(Extracted records)
※ ※ ※

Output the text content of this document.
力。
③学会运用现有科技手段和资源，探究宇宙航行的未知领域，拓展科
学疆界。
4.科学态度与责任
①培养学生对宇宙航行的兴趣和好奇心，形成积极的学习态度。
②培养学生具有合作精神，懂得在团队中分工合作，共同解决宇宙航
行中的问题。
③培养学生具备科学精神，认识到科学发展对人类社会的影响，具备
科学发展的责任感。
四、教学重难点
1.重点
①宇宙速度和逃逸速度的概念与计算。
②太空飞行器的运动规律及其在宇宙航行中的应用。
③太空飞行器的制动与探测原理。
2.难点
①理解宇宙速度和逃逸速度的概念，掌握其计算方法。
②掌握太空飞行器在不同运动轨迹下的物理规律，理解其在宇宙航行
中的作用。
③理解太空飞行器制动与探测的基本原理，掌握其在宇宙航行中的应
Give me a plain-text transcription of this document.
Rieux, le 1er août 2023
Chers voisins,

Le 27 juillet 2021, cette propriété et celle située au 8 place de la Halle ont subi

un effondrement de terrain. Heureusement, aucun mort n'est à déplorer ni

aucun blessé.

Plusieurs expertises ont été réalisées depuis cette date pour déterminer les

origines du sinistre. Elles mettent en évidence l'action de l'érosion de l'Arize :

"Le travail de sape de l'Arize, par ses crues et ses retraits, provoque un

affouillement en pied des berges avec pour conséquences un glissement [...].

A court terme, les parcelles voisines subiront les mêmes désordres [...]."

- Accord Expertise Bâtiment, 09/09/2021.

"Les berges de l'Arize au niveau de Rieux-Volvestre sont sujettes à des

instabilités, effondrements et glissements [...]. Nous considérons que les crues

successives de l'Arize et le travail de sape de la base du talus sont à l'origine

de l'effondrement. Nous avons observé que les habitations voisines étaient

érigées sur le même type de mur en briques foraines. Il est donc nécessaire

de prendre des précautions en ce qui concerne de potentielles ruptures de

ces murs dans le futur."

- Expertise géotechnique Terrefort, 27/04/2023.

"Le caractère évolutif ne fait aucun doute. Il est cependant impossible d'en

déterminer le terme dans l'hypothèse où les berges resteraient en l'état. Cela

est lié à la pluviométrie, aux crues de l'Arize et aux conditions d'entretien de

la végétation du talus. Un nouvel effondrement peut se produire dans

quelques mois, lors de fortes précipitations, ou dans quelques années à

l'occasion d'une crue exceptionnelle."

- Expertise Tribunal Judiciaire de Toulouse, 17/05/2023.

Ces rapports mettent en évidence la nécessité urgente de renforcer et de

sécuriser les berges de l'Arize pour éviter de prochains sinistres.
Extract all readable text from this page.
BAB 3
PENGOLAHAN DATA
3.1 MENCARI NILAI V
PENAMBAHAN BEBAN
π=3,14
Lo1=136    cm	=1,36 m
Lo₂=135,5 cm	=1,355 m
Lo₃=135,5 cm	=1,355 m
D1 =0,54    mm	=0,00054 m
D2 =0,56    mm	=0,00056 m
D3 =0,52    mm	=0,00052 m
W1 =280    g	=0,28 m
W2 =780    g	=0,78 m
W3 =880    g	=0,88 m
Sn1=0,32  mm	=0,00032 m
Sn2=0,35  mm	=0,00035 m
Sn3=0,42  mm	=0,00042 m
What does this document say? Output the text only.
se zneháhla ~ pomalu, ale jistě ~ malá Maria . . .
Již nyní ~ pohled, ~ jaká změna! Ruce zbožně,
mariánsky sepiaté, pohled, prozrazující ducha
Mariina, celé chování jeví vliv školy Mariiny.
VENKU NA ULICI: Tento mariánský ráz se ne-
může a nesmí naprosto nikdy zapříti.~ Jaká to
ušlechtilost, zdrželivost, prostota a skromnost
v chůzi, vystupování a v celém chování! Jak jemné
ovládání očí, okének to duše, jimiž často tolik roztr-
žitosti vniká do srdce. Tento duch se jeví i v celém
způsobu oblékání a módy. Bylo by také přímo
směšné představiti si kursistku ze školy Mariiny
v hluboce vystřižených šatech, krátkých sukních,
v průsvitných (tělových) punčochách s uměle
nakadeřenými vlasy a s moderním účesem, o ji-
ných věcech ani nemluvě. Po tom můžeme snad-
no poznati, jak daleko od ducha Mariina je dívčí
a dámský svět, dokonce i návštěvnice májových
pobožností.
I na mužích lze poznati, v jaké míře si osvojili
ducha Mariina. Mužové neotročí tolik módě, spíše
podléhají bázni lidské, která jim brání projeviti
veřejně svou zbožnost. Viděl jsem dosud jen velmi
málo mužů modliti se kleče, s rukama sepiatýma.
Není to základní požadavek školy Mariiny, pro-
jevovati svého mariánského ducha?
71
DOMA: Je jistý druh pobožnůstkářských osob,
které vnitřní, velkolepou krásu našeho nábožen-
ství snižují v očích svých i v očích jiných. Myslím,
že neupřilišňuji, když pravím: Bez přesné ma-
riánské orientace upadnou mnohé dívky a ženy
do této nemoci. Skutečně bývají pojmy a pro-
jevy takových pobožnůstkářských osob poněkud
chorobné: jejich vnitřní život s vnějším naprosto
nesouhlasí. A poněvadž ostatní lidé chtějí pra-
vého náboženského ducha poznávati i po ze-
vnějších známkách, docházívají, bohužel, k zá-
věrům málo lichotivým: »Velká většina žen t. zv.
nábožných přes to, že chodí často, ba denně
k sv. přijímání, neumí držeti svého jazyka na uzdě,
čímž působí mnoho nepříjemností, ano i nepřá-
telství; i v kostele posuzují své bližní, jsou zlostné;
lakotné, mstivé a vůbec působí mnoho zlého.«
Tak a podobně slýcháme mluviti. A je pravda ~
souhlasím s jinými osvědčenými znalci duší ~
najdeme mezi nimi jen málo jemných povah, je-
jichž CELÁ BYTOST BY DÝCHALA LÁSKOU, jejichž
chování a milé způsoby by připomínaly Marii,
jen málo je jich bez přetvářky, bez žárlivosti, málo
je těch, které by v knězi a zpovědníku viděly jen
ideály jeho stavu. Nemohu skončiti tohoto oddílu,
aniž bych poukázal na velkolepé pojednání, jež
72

※ ※ ※

**Given request**
Transcribe the material above word for word.

**Answer to the exercise**
Output the text content of this document.
力。
③学会运用现有科技手段和资源，探究宇宙航行的未知领域，拓展科
学疆界。
4.科学态度与责任
①培养学生对宇宙航行的兴趣和好奇心，形成积极的学习态度。
②培养学生具有合作精神，懂得在团队中分工合作，共同解决宇宙航
行中的问题。
③培养学生具备科学精神，认识到科学发展对人类社会的影响，具备
科学发展的责任感。
四、教学重难点
1.重点
①宇宙速度和逃逸速度的概念与计算。
②太空飞行器的运动规律及其在宇宙航行中的应用。
③太空飞行器的制动与探测原理。
2.难点
①理解宇宙速度和逃逸速度的概念，掌握其计算方法。
②掌握太空飞行器在不同运动轨迹下的物理规律，理解其在宇宙航行
中的作用。
③理解太空飞行器制动与探测的基本原理，掌握其在宇宙航行中的应
Give me a plain-text transcription of this document.
Rieux, le 1er août 2023
Chers voisins,

Le 27 juillet 2021, cette propriété et celle située au 8 place de la Halle ont subi

un effondrement de terrain. Heureusement, aucun mort n'est à déplorer ni

aucun blessé.

Plusieurs expertises ont été réalisées depuis cette date pour déterminer les

origines du sinistre. Elles mettent en évidence l'action de l'érosion de l'Arize :

"Le travail de sape de l'Arize, par ses crues et ses retraits, provoque un

affouillement en pied des berges avec pour conséquences un glissement [...].

A court terme, les parcelles voisines subiront les mêmes désordres [...]."

- Accord Expertise Bâtiment, 09/09/2021.

"Les berges de l'Arize au niveau de Rieux-Volvestre sont sujettes à des

instabilités, effondrements et glissements [...]. Nous considérons que les crues

successives de l'Arize et le travail de sape de la base du talus sont à l'origine

de l'effondrement. Nous avons observé que les habitations voisines étaient

érigées sur le même type de mur en briques foraines. Il est donc nécessaire

de prendre des précautions en ce qui concerne de potentielles ruptures de

ces murs dans le futur."

- Expertise géotechnique Terrefort, 27/04/2023.

"Le caractère évolutif ne fait aucun doute. Il est cependant impossible d'en

déterminer le terme dans l'hypothèse où les berges resteraient en l'état. Cela

est lié à la pluviométrie, aux crues de l'Arize et aux conditions d'entretien de

la végétation du talus. Un nouvel effondrement peut se produire dans

quelques mois, lors de fortes précipitations, ou dans quelques années à

l'occasion d'une crue exceptionnelle."

- Expertise Tribunal Judiciaire de Toulouse, 17/05/2023.

Ces rapports mettent en évidence la nécessité urgente de renforcer et de

sécuriser les berges de l'Arize pour éviter de prochains sinistres.
Extract all readable text from this page.
BAB 3
PENGOLAHAN DATA
3.1 MENCARI NILAI V
PENAMBAHAN BEBAN
π=3,14
Lo1=136    cm	=1,36 m
Lo₂=135,5 cm	=1,355 m
Lo₃=135,5 cm	=1,355 m
D1 =0,54    mm	=0,00054 m
D2 =0,56    mm	=0,00056 m
D3 =0,52    mm	=0,00052 m
W1 =280    g	=0,28 m
W2 =780    g	=0,78 m
W3 =880    g	=0,88 m
Sn1=0,32  mm	=0,00032 m
Sn2=0,35  mm	=0,00035 m
Sn3=0,42  mm	=0,00042 m
What does this document say? Output the text only.
se zneháhla ~ pomalu, ale jistě ~ malá Maria . . .
Již nyní ~ pohled, ~ jaká změna! Ruce zbožně,
mariánsky sepiaté, pohled, prozrazující ducha
Mariina, celé chování jeví vliv školy Mariiny.
VENKU NA ULICI: Tento mariánský ráz se ne-
může a nesmí naprosto nikdy zapříti.~ Jaká to
ušlechtilost, zdrželivost, prostota a skromnost
v chůzi, vystupování a v celém chování! Jak jemné
ovládání očí, okének to duše, jimiž často tolik roztr-
žitosti vniká do srdce. Tento duch se jeví i v celém
způsobu oblékání a módy. Bylo by také přímo
směšné představiti si kursistku ze školy Mariiny
v hluboce vystřižených šatech, krátkých sukních,
v průsvitných (tělových) punčochách s uměle
nakadeřenými vlasy a s moderním účesem, o ji-
ných věcech ani nemluvě. Po tom můžeme snad-
no poznati, jak daleko od ducha Mariina je dívčí
a dámský svět, dokonce i návštěvnice májových
pobožností.
I na mužích lze poznati, v jaké míře si osvojili
ducha Mariina. Mužové neotročí tolik módě, spíše
podléhají bázni lidské, která jim brání projeviti
veřejně svou zbožnost. Viděl jsem dosud jen velmi
málo mužů modliti se kleče, s rukama sepiatýma.
Není to základní požadavek školy Mariiny, pro-
jevovati svého mariánského ducha?
71
DOMA: Je jistý druh pobožnůstkářských osob,
které vnitřní, velkolepou krásu našeho nábožen-
ství snižují v očích svých i v očích jiných. Myslím,
že neupřilišňuji, když pravím: Bez přesné ma-
riánské orientace upadnou mnohé dívky a ženy
do této nemoci. Skutečně bývají pojmy a pro-
jevy takových pobožnůstkářských osob poněkud
chorobné: jejich vnitřní život s vnějším naprosto
nesouhlasí. A poněvadž ostatní lidé chtějí pra-
vého náboženského ducha poznávati i po ze-
vnějších známkách, docházívají, bohužel, k zá-
věrům málo lichotivým: »Velká většina žen t. zv.
nábožných přes to, že chodí často, ba denně
k sv. přijímání, neumí držeti svého jazyka na uzdě,
čímž působí mnoho nepříjemností, ano i nepřá-
telství; i v kostele posuzují své bližní, jsou zlostné;
lakotné, mstivé a vůbec působí mnoho zlého.«
Tak a podobně slýcháme mluviti. A je pravda ~
souhlasím s jinými osvědčenými znalci duší ~
najdeme mezi nimi jen málo jemných povah, je-
jichž CELÁ BYTOST BY DÝCHALA LÁSKOU, jejichž
chování a milé způsoby by připomínaly Marii,
jen málo je jich bez přetvářky, bez žárlivosti, málo
je těch, které by v knězi a zpovědníku viděly jen
ideály jeho stavu. Nemohu skončiti tohoto oddílu,
aniž bych poukázal na velkolepé pojednání, jež
72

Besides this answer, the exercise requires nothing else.